● What you need to do:
Write out every entry exactly as given, but omit the pictures.
>> Start
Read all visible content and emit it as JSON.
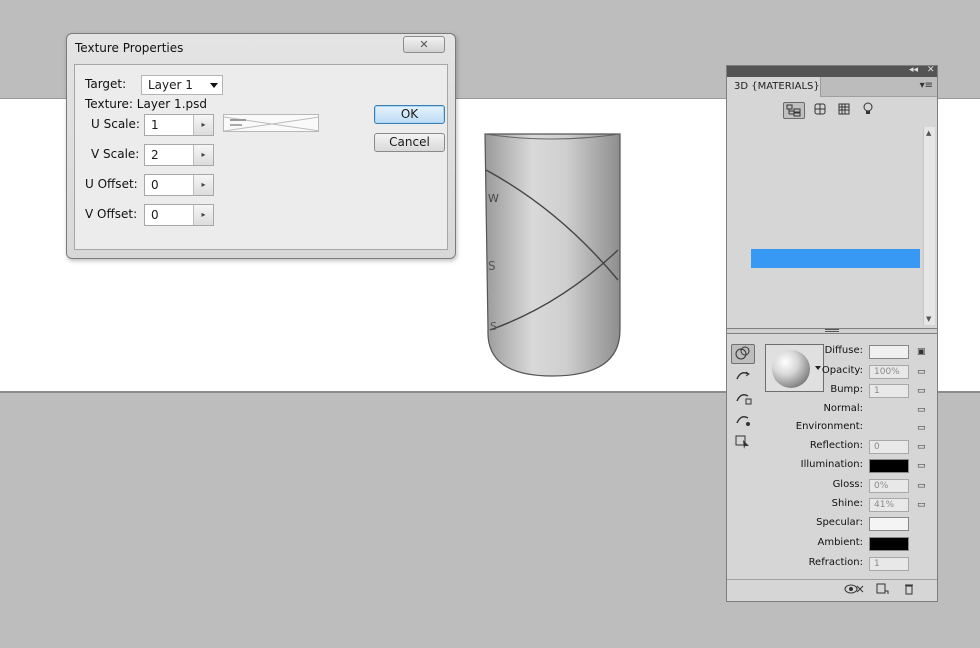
{
  "dialog": {
    "title": "Texture Properties",
    "close_glyph": "✕",
    "target_label": "Target:",
    "target_value": "Layer 1",
    "texture_label": "Texture: Layer 1.psd",
    "u_scale_label": "U Scale:",
    "u_scale_value": "1",
    "v_scale_label": "V Scale:",
    "v_scale_value": "2",
    "u_offset_label": "U Offset:",
    "u_offset_value": "0",
    "v_offset_label": "V Offset:",
    "v_offset_value": "0",
    "ok_label": "OK",
    "cancel_label": "Cancel",
    "spin_glyph": "▸"
  },
  "panel": {
    "collapse_glyph": "◂◂",
    "close_glyph": "✕",
    "tab_label": "3D {MATERIALS}",
    "menu_glyph": "▾≡",
    "filter_icons": [
      "scene-icon",
      "mesh-icon",
      "materials-icon",
      "light-icon"
    ],
    "properties": {
      "diffuse_label": "Diffuse:",
      "opacity_label": "Opacity:",
      "opacity_value": "100%",
      "bump_label": "Bump:",
      "bump_value": "1",
      "normal_label": "Normal:",
      "environment_label": "Environment:",
      "reflection_label": "Reflection:",
      "reflection_value": "0",
      "illumination_label": "Illumination:",
      "gloss_label": "Gloss:",
      "gloss_value": "0%",
      "shine_label": "Shine:",
      "shine_value": "41%",
      "specular_label": "Specular:",
      "ambient_label": "Ambient:",
      "refraction_label": "Refraction:",
      "refraction_value": "1"
    },
    "colors": {
      "diffuse": "#f0f0f0",
      "illumination": "#000000",
      "specular": "#f4f4f4",
      "ambient": "#000000",
      "selection": "#3899f5"
    }
  }
}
>> End
● Output for this exercise:
Read all visible content and emit it as JSON.
{
  "dialog": {
    "title": "Texture Properties",
    "close_glyph": "✕",
    "target_label": "Target:",
    "target_value": "Layer 1",
    "texture_label": "Texture: Layer 1.psd",
    "u_scale_label": "U Scale:",
    "u_scale_value": "1",
    "v_scale_label": "V Scale:",
    "v_scale_value": "2",
    "u_offset_label": "U Offset:",
    "u_offset_value": "0",
    "v_offset_label": "V Offset:",
    "v_offset_value": "0",
    "ok_label": "OK",
    "cancel_label": "Cancel",
    "spin_glyph": "▸"
  },
  "panel": {
    "collapse_glyph": "◂◂",
    "close_glyph": "✕",
    "tab_label": "3D {MATERIALS}",
    "menu_glyph": "▾≡",
    "filter_icons": [
      "scene-icon",
      "mesh-icon",
      "materials-icon",
      "light-icon"
    ],
    "properties": {
      "diffuse_label": "Diffuse:",
      "opacity_label": "Opacity:",
      "opacity_value": "100%",
      "bump_label": "Bump:",
      "bump_value": "1",
      "normal_label": "Normal:",
      "environment_label": "Environment:",
      "reflection_label": "Reflection:",
      "reflection_value": "0",
      "illumination_label": "Illumination:",
      "gloss_label": "Gloss:",
      "gloss_value": "0%",
      "shine_label": "Shine:",
      "shine_value": "41%",
      "specular_label": "Specular:",
      "ambient_label": "Ambient:",
      "refraction_label": "Refraction:",
      "refraction_value": "1"
    },
    "colors": {
      "diffuse": "#f0f0f0",
      "illumination": "#000000",
      "specular": "#f4f4f4",
      "ambient": "#000000",
      "selection": "#3899f5"
    }
  }
}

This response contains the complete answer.